▶ [Given passage]:
§

Basis of Presentation
The accompanying unaudited consolidated financial statements have been prepared in accordance with generally accepted accounting principles for interim financial information and with the instructions to Form 10-Q and Rule 10-01 of Regulation S-X. Accordingly, they do not include all of the information and footnotes required by accounting principles generally accepted in the United States (“GAAP”) for complete consolidated financial statements. In the opinion of management, all adjustments considered necessary for a fair presentation of the interim financial data have been included. Operating results for the three and nine months ended March 31, 2025 are not necessarily indicative of the results that may be expected for the fiscal year ending June 30, 2025.
On June 30, 2023, the Company completed the sale of certain assets of the Company related to its direct ship and private label business, including the Company’s production facility and corporate office building in Northlake, Texas, pursuant to that certain Asset Purchase Agreement dated as of June 6, 2023, by and between the Company and TreeHouse Foods, Inc. (the "Buyer"), as amended by that certain Amendment to the Asset Purchase Agreement, dated June 30, 2023 (as amended, the “Asset Purchase Agreement”). The Company and the Buyer executed a Settlement Agreement and Release (the “Settlement Agreement”) related to the Asset Purchase Agreement, effective March 27, 2025, pursuant to which the Company agreed to pay Buyer an amount equal to $0.8 million.

§

(Dataset items)
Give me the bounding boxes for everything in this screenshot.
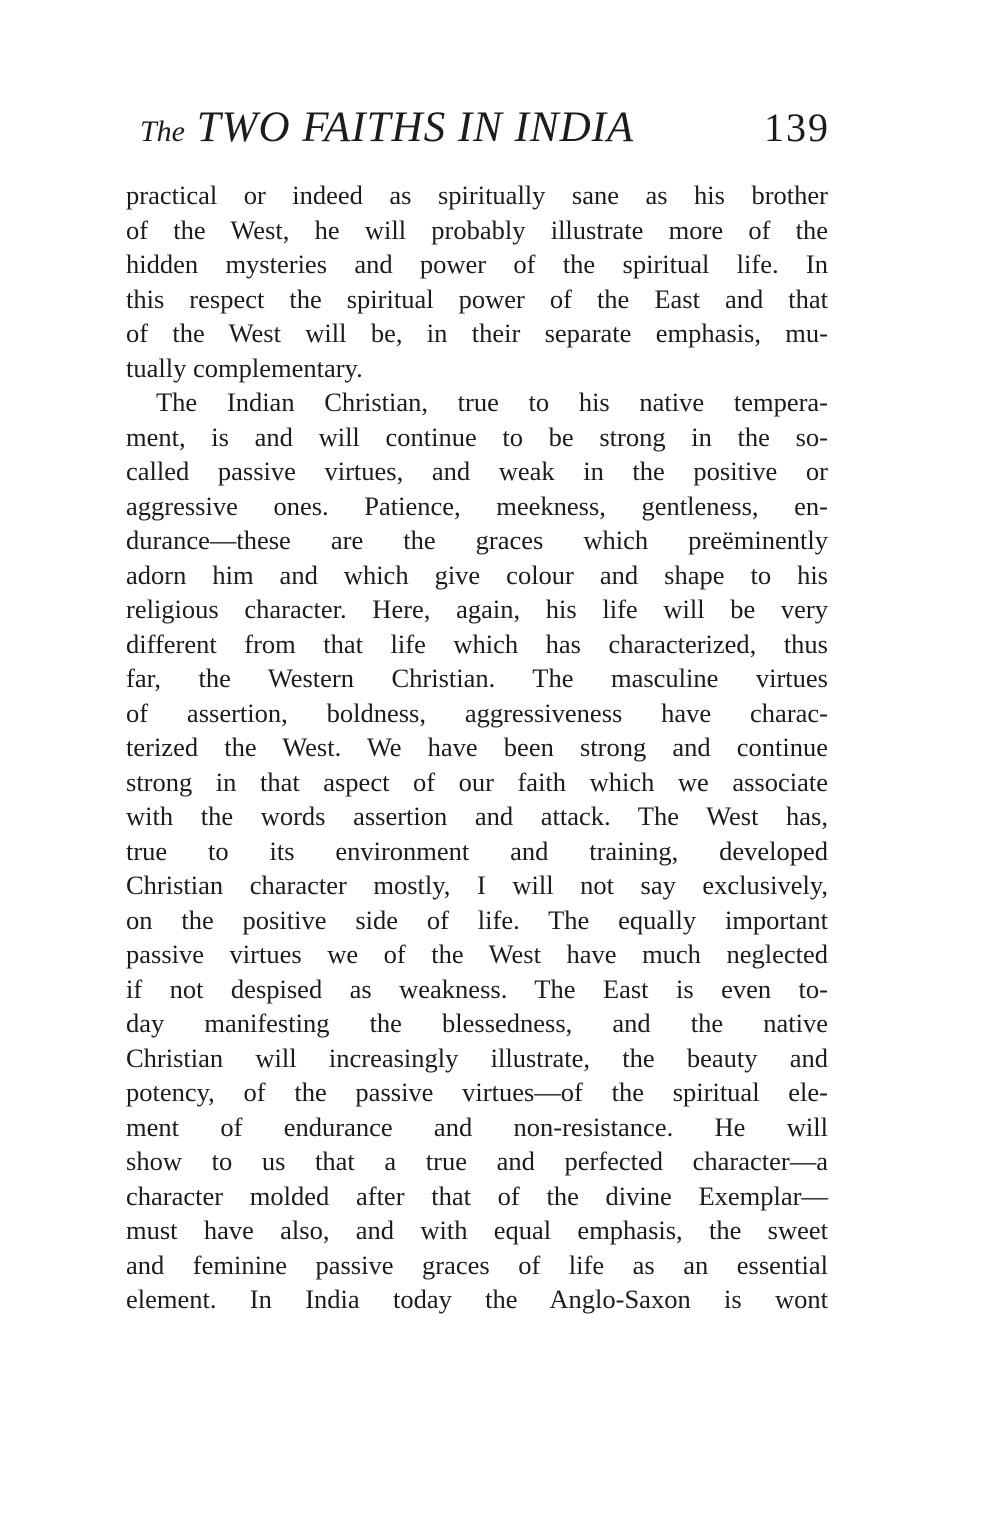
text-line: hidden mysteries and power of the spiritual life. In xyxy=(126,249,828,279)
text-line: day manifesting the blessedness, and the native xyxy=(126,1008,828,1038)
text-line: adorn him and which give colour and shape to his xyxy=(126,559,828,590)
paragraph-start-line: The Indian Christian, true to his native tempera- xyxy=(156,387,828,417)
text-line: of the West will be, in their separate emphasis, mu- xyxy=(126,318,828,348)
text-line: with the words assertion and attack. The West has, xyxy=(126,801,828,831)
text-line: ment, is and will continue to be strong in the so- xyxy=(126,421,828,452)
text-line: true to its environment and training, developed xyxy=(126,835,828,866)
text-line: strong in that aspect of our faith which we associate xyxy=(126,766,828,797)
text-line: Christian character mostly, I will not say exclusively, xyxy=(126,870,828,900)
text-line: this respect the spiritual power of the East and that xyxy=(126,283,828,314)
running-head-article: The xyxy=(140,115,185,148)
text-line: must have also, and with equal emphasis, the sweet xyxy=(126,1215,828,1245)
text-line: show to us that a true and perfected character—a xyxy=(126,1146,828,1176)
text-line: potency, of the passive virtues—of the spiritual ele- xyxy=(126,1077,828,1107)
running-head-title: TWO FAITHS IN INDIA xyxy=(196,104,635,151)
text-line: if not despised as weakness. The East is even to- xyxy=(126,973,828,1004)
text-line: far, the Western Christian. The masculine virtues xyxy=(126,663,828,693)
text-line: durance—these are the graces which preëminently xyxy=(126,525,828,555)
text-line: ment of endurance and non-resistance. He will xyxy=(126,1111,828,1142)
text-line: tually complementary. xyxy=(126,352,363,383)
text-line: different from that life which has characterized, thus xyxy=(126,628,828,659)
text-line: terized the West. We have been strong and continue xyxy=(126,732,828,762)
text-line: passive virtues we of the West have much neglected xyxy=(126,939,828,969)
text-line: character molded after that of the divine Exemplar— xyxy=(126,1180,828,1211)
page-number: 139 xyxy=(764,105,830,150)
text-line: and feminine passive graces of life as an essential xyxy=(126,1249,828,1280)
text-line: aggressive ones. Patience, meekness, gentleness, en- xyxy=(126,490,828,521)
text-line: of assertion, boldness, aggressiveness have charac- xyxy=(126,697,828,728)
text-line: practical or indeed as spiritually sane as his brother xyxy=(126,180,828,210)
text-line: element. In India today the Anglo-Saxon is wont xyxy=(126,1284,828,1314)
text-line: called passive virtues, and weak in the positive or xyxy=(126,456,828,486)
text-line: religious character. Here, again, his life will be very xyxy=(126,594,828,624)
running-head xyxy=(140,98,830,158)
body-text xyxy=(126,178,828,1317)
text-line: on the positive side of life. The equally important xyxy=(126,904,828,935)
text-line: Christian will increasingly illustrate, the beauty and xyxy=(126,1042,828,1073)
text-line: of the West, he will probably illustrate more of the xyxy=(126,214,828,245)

§

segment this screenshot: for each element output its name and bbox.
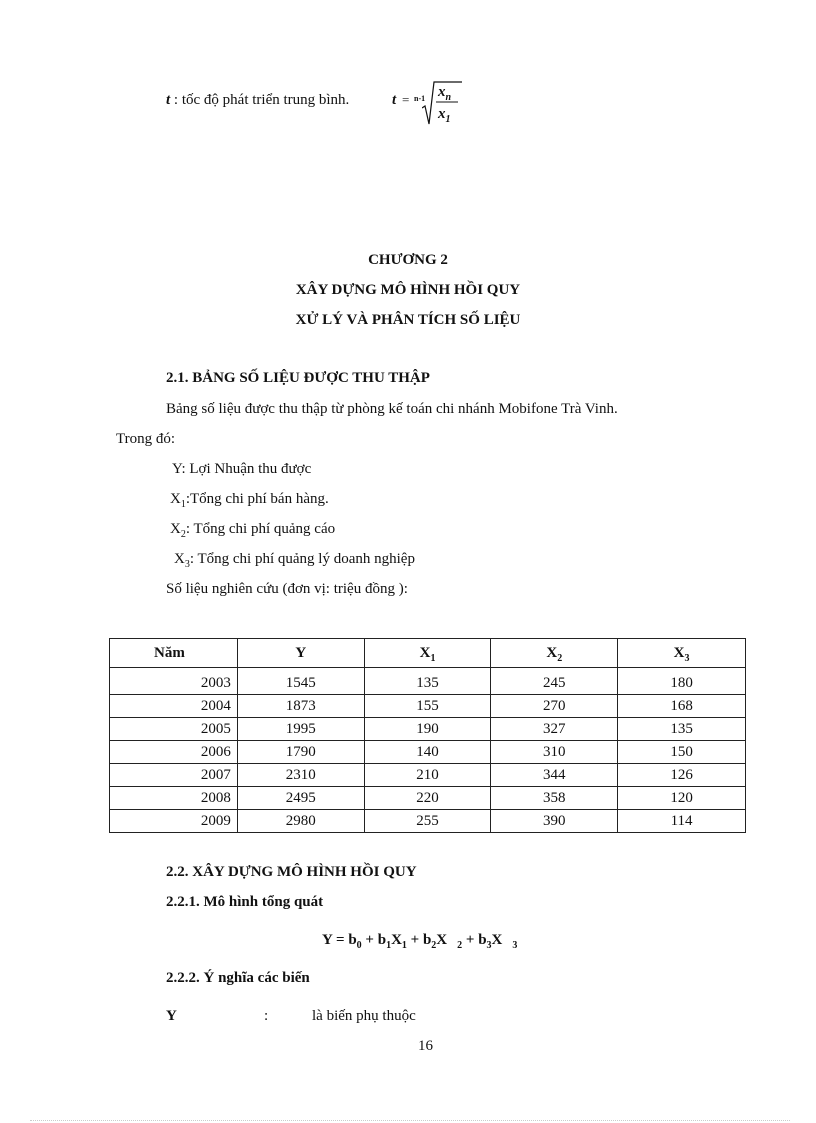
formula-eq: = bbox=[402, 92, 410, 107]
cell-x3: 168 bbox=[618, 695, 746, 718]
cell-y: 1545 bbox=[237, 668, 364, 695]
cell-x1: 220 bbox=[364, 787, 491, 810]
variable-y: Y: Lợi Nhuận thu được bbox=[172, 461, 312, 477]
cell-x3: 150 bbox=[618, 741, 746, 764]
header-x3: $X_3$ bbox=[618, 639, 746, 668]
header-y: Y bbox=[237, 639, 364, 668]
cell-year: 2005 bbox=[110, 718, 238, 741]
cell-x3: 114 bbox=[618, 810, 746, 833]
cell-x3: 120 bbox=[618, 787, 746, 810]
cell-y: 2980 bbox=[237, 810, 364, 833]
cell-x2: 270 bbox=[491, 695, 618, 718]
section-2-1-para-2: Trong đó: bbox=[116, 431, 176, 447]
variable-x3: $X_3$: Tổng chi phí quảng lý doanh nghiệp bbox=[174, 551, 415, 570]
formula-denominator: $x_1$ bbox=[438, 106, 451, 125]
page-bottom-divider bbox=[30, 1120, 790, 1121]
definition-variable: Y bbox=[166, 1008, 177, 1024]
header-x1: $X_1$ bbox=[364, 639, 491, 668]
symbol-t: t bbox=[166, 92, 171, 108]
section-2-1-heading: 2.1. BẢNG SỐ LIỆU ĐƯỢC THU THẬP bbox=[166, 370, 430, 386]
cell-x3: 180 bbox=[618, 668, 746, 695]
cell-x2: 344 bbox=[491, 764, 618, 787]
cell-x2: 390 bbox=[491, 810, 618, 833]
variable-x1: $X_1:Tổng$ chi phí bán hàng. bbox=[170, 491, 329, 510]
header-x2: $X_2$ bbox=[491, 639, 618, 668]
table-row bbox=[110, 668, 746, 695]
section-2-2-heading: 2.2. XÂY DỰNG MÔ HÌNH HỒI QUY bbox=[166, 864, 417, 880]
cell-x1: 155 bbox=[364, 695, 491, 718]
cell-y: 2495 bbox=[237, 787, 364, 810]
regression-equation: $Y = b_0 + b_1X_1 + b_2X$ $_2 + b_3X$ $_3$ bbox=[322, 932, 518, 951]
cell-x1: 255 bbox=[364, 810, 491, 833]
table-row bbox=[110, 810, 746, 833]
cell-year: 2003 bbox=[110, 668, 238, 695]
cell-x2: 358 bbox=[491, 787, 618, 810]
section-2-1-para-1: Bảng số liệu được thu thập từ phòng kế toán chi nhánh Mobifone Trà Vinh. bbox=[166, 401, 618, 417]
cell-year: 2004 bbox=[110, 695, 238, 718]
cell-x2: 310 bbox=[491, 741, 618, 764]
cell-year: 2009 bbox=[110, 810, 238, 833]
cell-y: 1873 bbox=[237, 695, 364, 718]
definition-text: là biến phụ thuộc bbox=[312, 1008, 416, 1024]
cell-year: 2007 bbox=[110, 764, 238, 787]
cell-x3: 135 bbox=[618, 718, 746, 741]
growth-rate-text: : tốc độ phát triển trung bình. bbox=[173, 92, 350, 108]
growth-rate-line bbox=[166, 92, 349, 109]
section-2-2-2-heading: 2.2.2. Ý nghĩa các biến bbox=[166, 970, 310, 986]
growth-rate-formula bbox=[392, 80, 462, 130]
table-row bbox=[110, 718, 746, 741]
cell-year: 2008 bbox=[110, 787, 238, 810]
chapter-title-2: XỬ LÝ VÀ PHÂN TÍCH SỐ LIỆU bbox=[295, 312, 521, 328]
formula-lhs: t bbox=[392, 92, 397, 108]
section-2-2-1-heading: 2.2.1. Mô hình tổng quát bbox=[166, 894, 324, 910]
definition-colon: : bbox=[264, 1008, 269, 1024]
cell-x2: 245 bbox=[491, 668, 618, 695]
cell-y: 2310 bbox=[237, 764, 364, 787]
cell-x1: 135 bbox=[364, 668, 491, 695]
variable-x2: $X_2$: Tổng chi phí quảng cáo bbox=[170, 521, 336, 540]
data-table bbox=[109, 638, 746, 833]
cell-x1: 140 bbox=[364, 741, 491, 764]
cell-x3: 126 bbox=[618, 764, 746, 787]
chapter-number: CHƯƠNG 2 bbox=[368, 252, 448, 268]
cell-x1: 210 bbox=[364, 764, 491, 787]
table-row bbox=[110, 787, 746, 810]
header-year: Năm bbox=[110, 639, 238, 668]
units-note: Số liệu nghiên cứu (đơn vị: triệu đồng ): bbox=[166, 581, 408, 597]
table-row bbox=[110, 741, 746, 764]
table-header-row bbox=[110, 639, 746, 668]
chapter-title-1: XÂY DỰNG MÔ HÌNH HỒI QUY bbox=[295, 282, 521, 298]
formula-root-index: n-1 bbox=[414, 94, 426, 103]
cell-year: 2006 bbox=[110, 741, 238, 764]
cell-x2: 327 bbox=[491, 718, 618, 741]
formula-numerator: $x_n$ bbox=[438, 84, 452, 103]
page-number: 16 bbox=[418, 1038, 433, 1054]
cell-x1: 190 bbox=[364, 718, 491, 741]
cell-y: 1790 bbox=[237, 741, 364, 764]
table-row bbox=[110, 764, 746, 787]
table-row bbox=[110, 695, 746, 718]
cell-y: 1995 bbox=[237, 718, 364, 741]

§

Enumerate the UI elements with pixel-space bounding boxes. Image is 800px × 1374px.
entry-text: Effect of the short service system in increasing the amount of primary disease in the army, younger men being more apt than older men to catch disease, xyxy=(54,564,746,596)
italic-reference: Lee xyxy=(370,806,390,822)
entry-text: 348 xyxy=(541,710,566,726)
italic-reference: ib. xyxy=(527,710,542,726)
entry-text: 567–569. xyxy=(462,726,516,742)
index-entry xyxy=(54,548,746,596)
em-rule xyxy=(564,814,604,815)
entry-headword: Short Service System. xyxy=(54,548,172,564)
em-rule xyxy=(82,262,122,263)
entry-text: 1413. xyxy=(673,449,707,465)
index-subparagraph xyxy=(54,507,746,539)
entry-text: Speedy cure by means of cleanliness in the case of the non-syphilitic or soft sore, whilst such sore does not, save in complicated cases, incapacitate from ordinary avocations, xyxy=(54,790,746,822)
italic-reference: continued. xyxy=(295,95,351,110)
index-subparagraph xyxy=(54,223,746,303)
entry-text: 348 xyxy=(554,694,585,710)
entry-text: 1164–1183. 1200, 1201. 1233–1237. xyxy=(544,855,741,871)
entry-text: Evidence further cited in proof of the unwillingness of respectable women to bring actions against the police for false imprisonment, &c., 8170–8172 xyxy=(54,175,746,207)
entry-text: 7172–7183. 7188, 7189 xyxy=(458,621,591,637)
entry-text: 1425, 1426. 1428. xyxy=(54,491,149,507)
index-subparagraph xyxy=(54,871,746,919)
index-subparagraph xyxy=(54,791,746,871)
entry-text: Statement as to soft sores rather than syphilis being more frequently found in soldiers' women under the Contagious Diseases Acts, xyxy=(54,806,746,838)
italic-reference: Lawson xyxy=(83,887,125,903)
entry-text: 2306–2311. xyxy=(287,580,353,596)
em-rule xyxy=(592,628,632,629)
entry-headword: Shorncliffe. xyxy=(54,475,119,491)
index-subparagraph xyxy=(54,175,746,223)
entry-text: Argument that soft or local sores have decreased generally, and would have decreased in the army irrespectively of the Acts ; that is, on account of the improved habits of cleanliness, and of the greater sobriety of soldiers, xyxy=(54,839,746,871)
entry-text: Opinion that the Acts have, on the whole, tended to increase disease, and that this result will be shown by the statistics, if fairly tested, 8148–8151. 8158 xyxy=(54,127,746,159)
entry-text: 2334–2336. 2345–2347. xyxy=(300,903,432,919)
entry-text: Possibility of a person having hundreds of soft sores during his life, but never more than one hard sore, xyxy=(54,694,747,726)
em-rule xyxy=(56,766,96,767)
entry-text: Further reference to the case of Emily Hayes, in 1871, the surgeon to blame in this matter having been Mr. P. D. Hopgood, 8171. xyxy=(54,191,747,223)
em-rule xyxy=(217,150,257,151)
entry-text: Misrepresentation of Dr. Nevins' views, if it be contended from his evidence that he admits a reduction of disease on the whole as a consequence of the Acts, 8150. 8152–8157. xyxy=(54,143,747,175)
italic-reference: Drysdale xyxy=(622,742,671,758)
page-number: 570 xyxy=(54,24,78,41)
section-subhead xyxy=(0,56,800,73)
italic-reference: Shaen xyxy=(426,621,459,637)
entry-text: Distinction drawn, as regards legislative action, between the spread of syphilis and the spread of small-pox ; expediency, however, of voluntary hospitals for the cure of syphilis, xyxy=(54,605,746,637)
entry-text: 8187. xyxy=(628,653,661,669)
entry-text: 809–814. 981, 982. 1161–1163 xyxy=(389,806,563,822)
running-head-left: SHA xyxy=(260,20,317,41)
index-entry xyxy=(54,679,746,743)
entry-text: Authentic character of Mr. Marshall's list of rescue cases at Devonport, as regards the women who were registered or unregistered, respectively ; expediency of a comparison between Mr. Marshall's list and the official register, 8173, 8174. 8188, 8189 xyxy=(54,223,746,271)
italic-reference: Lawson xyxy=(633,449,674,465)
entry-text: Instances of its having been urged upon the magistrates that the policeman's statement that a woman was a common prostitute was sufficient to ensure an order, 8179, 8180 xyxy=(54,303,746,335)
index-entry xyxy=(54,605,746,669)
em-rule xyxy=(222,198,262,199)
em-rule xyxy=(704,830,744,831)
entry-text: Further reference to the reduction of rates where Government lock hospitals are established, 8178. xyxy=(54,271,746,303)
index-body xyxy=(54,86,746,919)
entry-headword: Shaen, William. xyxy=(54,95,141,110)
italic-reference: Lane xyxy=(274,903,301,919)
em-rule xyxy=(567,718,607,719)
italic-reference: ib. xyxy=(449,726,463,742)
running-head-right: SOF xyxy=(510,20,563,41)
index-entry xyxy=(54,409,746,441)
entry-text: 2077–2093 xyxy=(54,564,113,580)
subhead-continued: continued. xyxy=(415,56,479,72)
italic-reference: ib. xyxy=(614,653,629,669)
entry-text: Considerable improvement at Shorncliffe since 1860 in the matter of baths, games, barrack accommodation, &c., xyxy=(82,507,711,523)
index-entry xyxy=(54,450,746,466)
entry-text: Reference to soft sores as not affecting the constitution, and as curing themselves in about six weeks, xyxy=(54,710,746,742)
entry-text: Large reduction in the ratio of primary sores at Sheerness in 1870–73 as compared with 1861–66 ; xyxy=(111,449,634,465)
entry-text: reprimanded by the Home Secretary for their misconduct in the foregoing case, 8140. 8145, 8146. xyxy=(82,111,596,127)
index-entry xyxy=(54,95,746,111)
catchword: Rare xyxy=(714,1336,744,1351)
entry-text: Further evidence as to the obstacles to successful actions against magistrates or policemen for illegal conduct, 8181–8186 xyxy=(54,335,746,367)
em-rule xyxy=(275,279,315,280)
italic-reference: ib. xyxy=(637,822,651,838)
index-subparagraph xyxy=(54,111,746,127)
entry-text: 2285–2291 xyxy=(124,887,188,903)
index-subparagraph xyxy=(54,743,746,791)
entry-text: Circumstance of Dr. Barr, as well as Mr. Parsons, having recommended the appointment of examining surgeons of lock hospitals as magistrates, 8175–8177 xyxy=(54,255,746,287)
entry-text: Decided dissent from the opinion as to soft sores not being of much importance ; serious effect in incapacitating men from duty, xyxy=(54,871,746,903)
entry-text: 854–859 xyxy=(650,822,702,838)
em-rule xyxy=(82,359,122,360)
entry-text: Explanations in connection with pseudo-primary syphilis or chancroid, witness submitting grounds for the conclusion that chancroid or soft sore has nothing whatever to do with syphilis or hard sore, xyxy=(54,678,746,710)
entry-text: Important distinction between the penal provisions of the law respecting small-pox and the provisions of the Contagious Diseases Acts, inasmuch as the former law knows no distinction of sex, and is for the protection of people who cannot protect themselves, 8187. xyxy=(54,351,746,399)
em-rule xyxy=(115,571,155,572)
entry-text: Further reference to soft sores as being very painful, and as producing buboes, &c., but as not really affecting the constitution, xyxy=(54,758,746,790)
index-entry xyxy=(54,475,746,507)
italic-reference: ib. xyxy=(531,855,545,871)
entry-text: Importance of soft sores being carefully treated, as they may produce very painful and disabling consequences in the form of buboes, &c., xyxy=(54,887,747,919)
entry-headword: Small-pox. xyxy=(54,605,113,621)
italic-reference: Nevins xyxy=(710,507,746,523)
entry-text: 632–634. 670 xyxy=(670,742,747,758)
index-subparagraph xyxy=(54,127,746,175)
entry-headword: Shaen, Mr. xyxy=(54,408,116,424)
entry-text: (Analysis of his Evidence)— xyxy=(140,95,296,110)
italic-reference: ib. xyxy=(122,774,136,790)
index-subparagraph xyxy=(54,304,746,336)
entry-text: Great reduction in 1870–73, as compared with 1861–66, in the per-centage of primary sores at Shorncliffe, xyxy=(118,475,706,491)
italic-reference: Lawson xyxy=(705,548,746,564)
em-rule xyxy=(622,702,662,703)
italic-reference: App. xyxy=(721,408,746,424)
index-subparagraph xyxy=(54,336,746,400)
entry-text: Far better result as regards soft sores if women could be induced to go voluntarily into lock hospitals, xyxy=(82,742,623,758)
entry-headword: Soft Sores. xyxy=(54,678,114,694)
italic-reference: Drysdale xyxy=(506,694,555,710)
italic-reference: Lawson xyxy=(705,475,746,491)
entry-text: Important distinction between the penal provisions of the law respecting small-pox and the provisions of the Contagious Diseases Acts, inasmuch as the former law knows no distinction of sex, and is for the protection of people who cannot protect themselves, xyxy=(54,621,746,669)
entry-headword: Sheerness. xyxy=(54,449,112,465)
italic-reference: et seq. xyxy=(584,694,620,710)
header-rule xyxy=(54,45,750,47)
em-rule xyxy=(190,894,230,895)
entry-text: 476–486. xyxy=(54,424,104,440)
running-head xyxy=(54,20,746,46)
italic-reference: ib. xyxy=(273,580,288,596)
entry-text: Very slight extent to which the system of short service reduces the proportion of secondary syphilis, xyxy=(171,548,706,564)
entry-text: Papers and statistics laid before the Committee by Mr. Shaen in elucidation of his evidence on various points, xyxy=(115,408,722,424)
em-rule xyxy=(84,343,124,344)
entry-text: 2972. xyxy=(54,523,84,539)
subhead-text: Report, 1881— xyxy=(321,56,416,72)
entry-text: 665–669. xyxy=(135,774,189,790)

§

▶ [Given task 1]:
According to the basis of presentation note, why do the unaudited consolidated financial statements leave out some of the information and footnotes that GAAP requires? Answer in one to three sentences.
▶ [Given task 2]:
Continue the basis of presentation note from its last sentence.

▶ [Task result 1]:
The statements were prepared in accordance with generally accepted accounting principles for interim financial information and with the instructions to Form 10-Q and Rule 10-01 of Regulation S-X. As a result, they do not include all of the information and footnotes that GAAP requires for complete consolidated financial statements.

▶ [Task result 2]:
The accompanying unaudited consolidated financial statements should be read in conjunction with the consolidated financial statements and related notes included in the Company’s Annual Report on Form 10-K for the fiscal year ended June 30, 2024, filed with the Securities and Exchange Commission (the “SEC”) on September 12, 2024, as amended by the Form 10-K/A filed on October 25, 2024 (as amended, the “2024 Form 10-K”).
Principles of Consolidation
The consolidated financial statements include the accounts of the Company and its direct and indirect wholly owned subsidiaries. All intercompany balances and transactions have been eliminated.
Use of Estimates
The preparation of financial statements in accordance with GAAP requires management to make estimates and assumptions that affect the amounts reported in the consolidated financial statements and accompanying notes. The Company reviews its estimates on an ongoing basis using currently available information. Changes in facts and circumstances may result in revised estimates and actual results may differ from those estimates.